======== Data section
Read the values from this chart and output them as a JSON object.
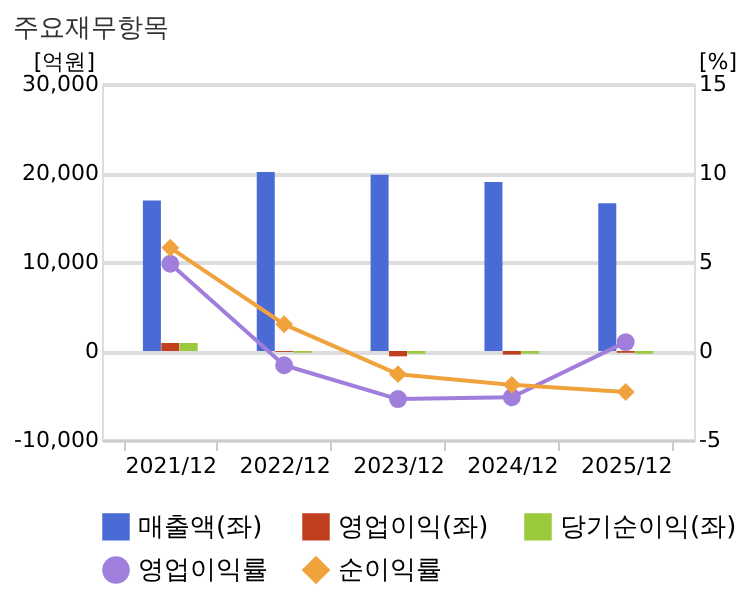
{
  "chart_data": {
    "type": "bar",
    "title": "주요재무항목",
    "categories": [
      "2021/12",
      "2022/12",
      "2023/12",
      "2024/12",
      "2025/12"
    ],
    "ylabel": "[억원]",
    "y2label": "[%]",
    "ylim": [
      -10000,
      30000
    ],
    "yticks": [
      {
        "value": -10000,
        "label": "-10,000"
      },
      0,
      {
        "value": 10000,
        "label": "10,000"
      },
      {
        "value": 20000,
        "label": "20,000"
      },
      {
        "value": 30000,
        "label": "30,000"
      }
    ],
    "y2lim": [
      -5,
      15
    ],
    "y2ticks": [
      -5,
      0,
      5,
      10,
      15
    ],
    "grid": "y",
    "legend": "bottom",
    "series": [
      {
        "name": "매출액(좌)",
        "color": "#4a6bd6",
        "values": [
          16900,
          20100,
          19800,
          19000,
          16600
        ]
      },
      {
        "name": "영업이익(좌)",
        "color": "#c0401e",
        "values": [
          900,
          -100,
          -600,
          -400,
          -200
        ]
      },
      {
        "name": "당기순이익(좌)",
        "color": "#9bc93c",
        "values": [
          900,
          -200,
          -300,
          -300,
          -300
        ]
      },
      {
        "name": "영업이익률",
        "type": "line",
        "axis": "y2",
        "marker": "circle",
        "line_style": "solid",
        "color": "#a07fdc",
        "values": [
          4.9,
          -0.8,
          -2.7,
          -2.6,
          0.5
        ]
      },
      {
        "name": "순이익률",
        "type": "line",
        "axis": "y2",
        "marker": "diamond",
        "line_style": "solid",
        "color": "#f0a23c",
        "values": [
          5.8,
          1.5,
          -1.3,
          -1.9,
          -2.3
        ]
      }
    ]
  }
}
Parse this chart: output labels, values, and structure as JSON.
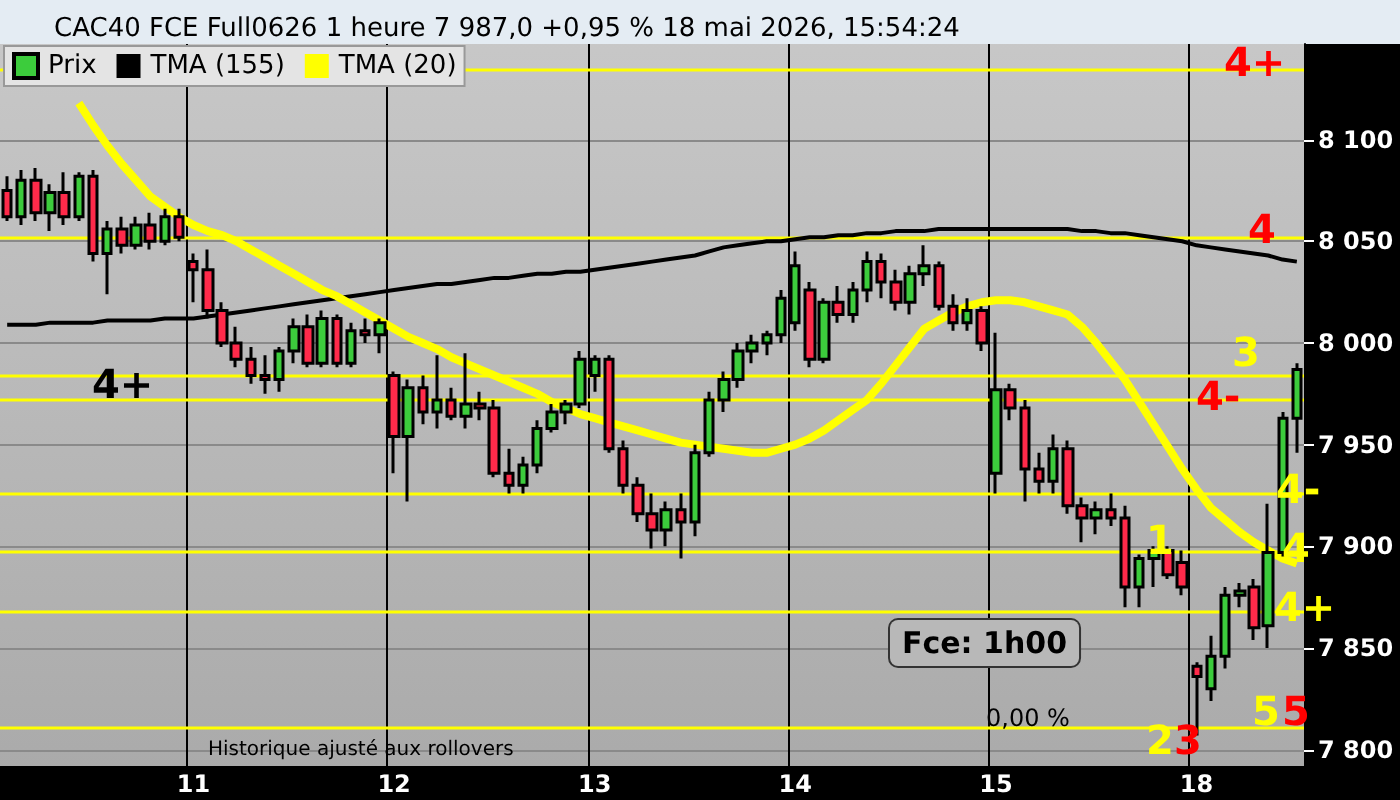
{
  "chart_data": {
    "type": "candlestick",
    "title": "CAC40 FCE Full0626 1 heure 7 987,0 +0,95 % 18 mai 2026, 15:54:24",
    "categories": [
      null,
      null,
      null,
      null,
      null,
      null,
      null,
      null,
      null,
      null,
      null,
      null,
      null,
      "11",
      null,
      null,
      null,
      null,
      null,
      null,
      null,
      null,
      null,
      null,
      null,
      null,
      null,
      "12",
      null,
      null,
      null,
      null,
      null,
      null,
      null,
      null,
      null,
      null,
      null,
      null,
      null,
      "13",
      null,
      null,
      null,
      null,
      null,
      null,
      null,
      null,
      null,
      null,
      null,
      null,
      null,
      "14",
      null,
      null,
      null,
      null,
      null,
      null,
      null,
      null,
      null,
      null,
      null,
      null,
      null,
      "15",
      null,
      null,
      null,
      null,
      null,
      null,
      null,
      null,
      null,
      null,
      null,
      null,
      null,
      "18",
      null,
      null,
      null,
      null,
      null,
      null,
      null
    ],
    "series": [
      {
        "name": "Prix",
        "ohlc": [
          [
            8075,
            8082,
            8060,
            8062
          ],
          [
            8062,
            8085,
            8058,
            8080
          ],
          [
            8080,
            8086,
            8060,
            8064
          ],
          [
            8064,
            8078,
            8055,
            8074
          ],
          [
            8074,
            8084,
            8058,
            8062
          ],
          [
            8062,
            8084,
            8060,
            8082
          ],
          [
            8082,
            8085,
            8040,
            8044
          ],
          [
            8044,
            8060,
            8024,
            8056
          ],
          [
            8056,
            8062,
            8044,
            8048
          ],
          [
            8048,
            8062,
            8046,
            8058
          ],
          [
            8058,
            8064,
            8046,
            8050
          ],
          [
            8050,
            8066,
            8048,
            8062
          ],
          [
            8062,
            8066,
            8050,
            8052
          ],
          [
            8040,
            8044,
            8020,
            8036
          ],
          [
            8036,
            8046,
            8012,
            8016
          ],
          [
            8016,
            8020,
            7998,
            8000
          ],
          [
            8000,
            8008,
            7988,
            7992
          ],
          [
            7992,
            7998,
            7980,
            7984
          ],
          [
            7984,
            7994,
            7975,
            7982
          ],
          [
            7982,
            7998,
            7976,
            7996
          ],
          [
            7996,
            8012,
            7990,
            8008
          ],
          [
            8008,
            8014,
            7988,
            7990
          ],
          [
            7990,
            8016,
            7988,
            8012
          ],
          [
            8012,
            8014,
            7988,
            7990
          ],
          [
            7990,
            8010,
            7988,
            8006
          ],
          [
            8006,
            8012,
            8000,
            8004
          ],
          [
            8004,
            8012,
            7995,
            8010
          ],
          [
            7984,
            7986,
            7936,
            7954
          ],
          [
            7954,
            7982,
            7922,
            7978
          ],
          [
            7978,
            7984,
            7960,
            7966
          ],
          [
            7966,
            7994,
            7958,
            7972
          ],
          [
            7972,
            7978,
            7962,
            7964
          ],
          [
            7964,
            7995,
            7958,
            7970
          ],
          [
            7970,
            7976,
            7962,
            7968
          ],
          [
            7968,
            7972,
            7934,
            7936
          ],
          [
            7936,
            7948,
            7926,
            7930
          ],
          [
            7930,
            7944,
            7926,
            7940
          ],
          [
            7940,
            7962,
            7936,
            7958
          ],
          [
            7958,
            7970,
            7956,
            7966
          ],
          [
            7966,
            7972,
            7960,
            7970
          ],
          [
            7970,
            7996,
            7968,
            7992
          ],
          [
            7984,
            7994,
            7976,
            7992
          ],
          [
            7992,
            7994,
            7946,
            7948
          ],
          [
            7948,
            7952,
            7926,
            7930
          ],
          [
            7930,
            7934,
            7912,
            7916
          ],
          [
            7916,
            7926,
            7899,
            7908
          ],
          [
            7908,
            7922,
            7900,
            7918
          ],
          [
            7918,
            7926,
            7894,
            7912
          ],
          [
            7912,
            7950,
            7905,
            7946
          ],
          [
            7946,
            7976,
            7944,
            7972
          ],
          [
            7972,
            7986,
            7966,
            7982
          ],
          [
            7982,
            8000,
            7978,
            7996
          ],
          [
            7996,
            8004,
            7990,
            8000
          ],
          [
            8000,
            8006,
            7994,
            8004
          ],
          [
            8004,
            8026,
            8000,
            8022
          ],
          [
            8010,
            8045,
            8006,
            8038
          ],
          [
            8026,
            8030,
            7988,
            7992
          ],
          [
            7992,
            8022,
            7990,
            8020
          ],
          [
            8020,
            8028,
            8010,
            8014
          ],
          [
            8014,
            8030,
            8010,
            8026
          ],
          [
            8026,
            8045,
            8020,
            8040
          ],
          [
            8040,
            8044,
            8022,
            8030
          ],
          [
            8030,
            8036,
            8016,
            8020
          ],
          [
            8020,
            8038,
            8014,
            8034
          ],
          [
            8034,
            8048,
            8028,
            8038
          ],
          [
            8038,
            8040,
            8016,
            8018
          ],
          [
            8018,
            8024,
            8006,
            8010
          ],
          [
            8010,
            8022,
            8006,
            8016
          ],
          [
            8016,
            8018,
            7996,
            8000
          ],
          [
            7936,
            8005,
            7926,
            7977
          ],
          [
            7977,
            7980,
            7962,
            7968
          ],
          [
            7968,
            7972,
            7922,
            7938
          ],
          [
            7938,
            7946,
            7926,
            7932
          ],
          [
            7932,
            7955,
            7926,
            7948
          ],
          [
            7948,
            7952,
            7916,
            7920
          ],
          [
            7920,
            7924,
            7902,
            7914
          ],
          [
            7914,
            7922,
            7906,
            7918
          ],
          [
            7918,
            7926,
            7910,
            7914
          ],
          [
            7914,
            7920,
            7870,
            7880
          ],
          [
            7880,
            7896,
            7870,
            7894
          ],
          [
            7894,
            7900,
            7880,
            7898
          ],
          [
            7898,
            7900,
            7884,
            7886
          ],
          [
            7892,
            7898,
            7876,
            7880
          ],
          [
            7841,
            7843,
            7807,
            7836
          ],
          [
            7830,
            7856,
            7824,
            7846
          ],
          [
            7846,
            7880,
            7840,
            7876
          ],
          [
            7876,
            7882,
            7870,
            7878
          ],
          [
            7880,
            7884,
            7854,
            7860
          ],
          [
            7861,
            7921,
            7850,
            7897
          ],
          [
            7897,
            7966,
            7895,
            7963
          ],
          [
            7963,
            7990,
            7946,
            7987
          ]
        ],
        "colors": [
          "#ff2a4a",
          "#3ccc3c",
          "#ff2a4a",
          "#3ccc3c",
          "#ff2a4a",
          "#3ccc3c",
          "#ff2a4a",
          "#3ccc3c",
          "#ff2a4a",
          "#3ccc3c",
          "#ff2a4a",
          "#3ccc3c",
          "#ff2a4a",
          "#ff2a4a",
          "#ff2a4a",
          "#ff2a4a",
          "#ff2a4a",
          "#ff2a4a",
          "#ff2a4a",
          "#3ccc3c",
          "#3ccc3c",
          "#ff2a4a",
          "#3ccc3c",
          "#ff2a4a",
          "#3ccc3c",
          "#ff2a4a",
          "#3ccc3c",
          "#ff2a4a",
          "#3ccc3c",
          "#ff2a4a",
          "#3ccc3c",
          "#ff2a4a",
          "#3ccc3c",
          "#ff2a4a",
          "#ff2a4a",
          "#ff2a4a",
          "#3ccc3c",
          "#3ccc3c",
          "#3ccc3c",
          "#3ccc3c",
          "#3ccc3c",
          "#3ccc3c",
          "#ff2a4a",
          "#ff2a4a",
          "#ff2a4a",
          "#ff2a4a",
          "#3ccc3c",
          "#ff2a4a",
          "#3ccc3c",
          "#3ccc3c",
          "#3ccc3c",
          "#3ccc3c",
          "#3ccc3c",
          "#3ccc3c",
          "#3ccc3c",
          "#3ccc3c",
          "#ff2a4a",
          "#3ccc3c",
          "#ff2a4a",
          "#3ccc3c",
          "#3ccc3c",
          "#ff2a4a",
          "#ff2a4a",
          "#3ccc3c",
          "#3ccc3c",
          "#ff2a4a",
          "#ff2a4a",
          "#3ccc3c",
          "#ff2a4a",
          "#3ccc3c",
          "#ff2a4a",
          "#ff2a4a",
          "#ff2a4a",
          "#3ccc3c",
          "#ff2a4a",
          "#ff2a4a",
          "#3ccc3c",
          "#ff2a4a",
          "#ff2a4a",
          "#3ccc3c",
          "#3ccc3c",
          "#ff2a4a",
          "#ff2a4a",
          "#ff2a4a",
          "#3ccc3c",
          "#3ccc3c",
          "#3ccc3c",
          "#ff2a4a",
          "#3ccc3c",
          "#3ccc3c",
          "#3ccc3c"
        ]
      },
      {
        "name": "TMA (155)",
        "type": "line",
        "color": "#000000",
        "values": [
          8009,
          8009,
          8009,
          8010,
          8010,
          8010,
          8010,
          8011,
          8011,
          8011,
          8011,
          8012,
          8012,
          8012,
          8013,
          8014,
          8015,
          8016,
          8017,
          8018,
          8019,
          8020,
          8021,
          8022,
          8023,
          8024,
          8025,
          8026,
          8027,
          8028,
          8029,
          8029,
          8030,
          8031,
          8032,
          8032,
          8033,
          8034,
          8034,
          8035,
          8035,
          8036,
          8037,
          8038,
          8039,
          8040,
          8041,
          8042,
          8043,
          8045,
          8047,
          8048,
          8049,
          8050,
          8050,
          8051,
          8052,
          8052,
          8053,
          8053,
          8054,
          8054,
          8055,
          8055,
          8055,
          8056,
          8056,
          8056,
          8056,
          8056,
          8056,
          8056,
          8056,
          8056,
          8056,
          8055,
          8055,
          8054,
          8054,
          8053,
          8052,
          8051,
          8050,
          8048,
          8047,
          8046,
          8045,
          8044,
          8043,
          8041,
          8040
        ]
      },
      {
        "name": "TMA (20)",
        "type": "line",
        "color": "#ffff00",
        "values": [
          null,
          null,
          null,
          null,
          null,
          8118,
          8107,
          8097,
          8088,
          8080,
          8072,
          8067,
          8062,
          8058,
          8055,
          8053,
          8050,
          8046,
          8042,
          8038,
          8034,
          8030,
          8026,
          8023,
          8019,
          8015,
          8011,
          8007,
          8003,
          8000,
          7997,
          7993,
          7990,
          7987,
          7984,
          7981,
          7978,
          7975,
          7971,
          7968,
          7965,
          7963,
          7961,
          7959,
          7957,
          7955,
          7953,
          7951,
          7950,
          7949,
          7948,
          7947,
          7946,
          7946,
          7948,
          7950,
          7953,
          7957,
          7962,
          7967,
          7972,
          7980,
          7989,
          7998,
          8007,
          8011,
          8015,
          8018,
          8020,
          8021,
          8021,
          8020,
          8018,
          8016,
          8014,
          8008,
          8000,
          7991,
          7982,
          7971,
          7960,
          7949,
          7938,
          7928,
          7919,
          7913,
          7907,
          7902,
          7898,
          7894,
          7891.6
        ]
      }
    ],
    "ylim": [
      7792,
      8147
    ],
    "yticks": [
      {
        "value": 7800,
        "label": "7 800"
      },
      {
        "value": 7850,
        "label": "7 850"
      },
      {
        "value": 7900,
        "label": "7 900"
      },
      {
        "value": 7950,
        "label": "7 950"
      },
      {
        "value": 8000,
        "label": "8 000"
      },
      {
        "value": 8050,
        "label": "8 050"
      },
      {
        "value": 8100,
        "label": "8 100"
      }
    ],
    "grid": true,
    "legend": "top left",
    "marker": "none",
    "ref_lines": [
      {
        "axis": "y",
        "value": 8134,
        "color": "#ffff00"
      },
      {
        "axis": "y",
        "value": 8052,
        "color": "#ffff00"
      },
      {
        "axis": "y",
        "value": 7984,
        "color": "#ffff00"
      },
      {
        "axis": "y",
        "value": 7972,
        "color": "#ffff00"
      },
      {
        "axis": "y",
        "value": 7926,
        "color": "#ffff00"
      },
      {
        "axis": "y",
        "value": 7897,
        "color": "#ffff00"
      },
      {
        "axis": "y",
        "value": 7868,
        "color": "#ffff00"
      },
      {
        "axis": "y",
        "value": 7811,
        "color": "#ffff00"
      }
    ],
    "annotations": [
      {
        "text": "4+",
        "y": 8134
      },
      {
        "text": "4",
        "y": 8052
      },
      {
        "text": "3",
        "y": 7984
      },
      {
        "text": "4-",
        "y": 7972
      },
      {
        "text": "4-",
        "y": 7926
      },
      {
        "text": "4",
        "y": 7897
      },
      {
        "text": "4+",
        "y": 7868
      },
      {
        "text": "5",
        "y": 7811
      },
      {
        "text": "5",
        "y": 7811
      },
      {
        "text": "4+",
        "y": 7984
      },
      {
        "text": "1",
        "y": 7897
      },
      "2",
      "3",
      "Fce: 1h00",
      "0,00 %",
      "Historique ajusté aux rollovers"
    ]
  }
}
================
- Required task -
Filter the records above for lines containing the word "this", and copy those lines.

- Answer in full -
Read the values from this chart and output them as a JSON object.
Parse this chart: output labels, values, and structure as JSON.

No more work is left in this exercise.